■ Aim of the task ■
Which lines of the records contain "辅导员沙龙"? Collect every one of them.

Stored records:
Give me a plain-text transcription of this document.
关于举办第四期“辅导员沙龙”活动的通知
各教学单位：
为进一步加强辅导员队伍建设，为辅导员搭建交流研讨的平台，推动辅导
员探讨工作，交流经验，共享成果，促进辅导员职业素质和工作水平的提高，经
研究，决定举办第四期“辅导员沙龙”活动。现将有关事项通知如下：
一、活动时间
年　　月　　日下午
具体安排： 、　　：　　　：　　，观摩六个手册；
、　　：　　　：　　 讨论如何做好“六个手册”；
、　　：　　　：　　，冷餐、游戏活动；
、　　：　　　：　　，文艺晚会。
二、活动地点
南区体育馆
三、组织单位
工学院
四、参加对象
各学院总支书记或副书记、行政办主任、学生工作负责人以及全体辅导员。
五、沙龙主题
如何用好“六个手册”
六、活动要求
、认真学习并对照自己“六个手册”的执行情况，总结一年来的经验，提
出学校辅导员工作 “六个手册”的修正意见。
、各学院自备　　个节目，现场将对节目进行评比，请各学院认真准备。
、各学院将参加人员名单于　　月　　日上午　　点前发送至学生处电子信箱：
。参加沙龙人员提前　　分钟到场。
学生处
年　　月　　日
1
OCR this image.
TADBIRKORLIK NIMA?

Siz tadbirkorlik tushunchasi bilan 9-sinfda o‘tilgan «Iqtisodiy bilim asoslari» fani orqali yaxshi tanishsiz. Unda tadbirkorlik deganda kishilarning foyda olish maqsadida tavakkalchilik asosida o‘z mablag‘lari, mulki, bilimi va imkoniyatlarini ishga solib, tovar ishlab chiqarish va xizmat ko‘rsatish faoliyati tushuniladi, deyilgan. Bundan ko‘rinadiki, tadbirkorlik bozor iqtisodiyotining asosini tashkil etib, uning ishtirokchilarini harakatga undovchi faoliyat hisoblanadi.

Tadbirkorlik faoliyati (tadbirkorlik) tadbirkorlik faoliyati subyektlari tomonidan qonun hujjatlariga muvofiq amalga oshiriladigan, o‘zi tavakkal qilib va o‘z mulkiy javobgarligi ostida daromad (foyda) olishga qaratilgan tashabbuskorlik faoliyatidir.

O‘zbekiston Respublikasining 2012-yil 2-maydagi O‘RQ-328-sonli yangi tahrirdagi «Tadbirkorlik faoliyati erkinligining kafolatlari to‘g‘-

■ Solution to this problem ■
关于举办第四期“辅导员沙龙”活动的通知
研究，决定举办第四期“辅导员沙龙”活动。现将有关事项通知如下：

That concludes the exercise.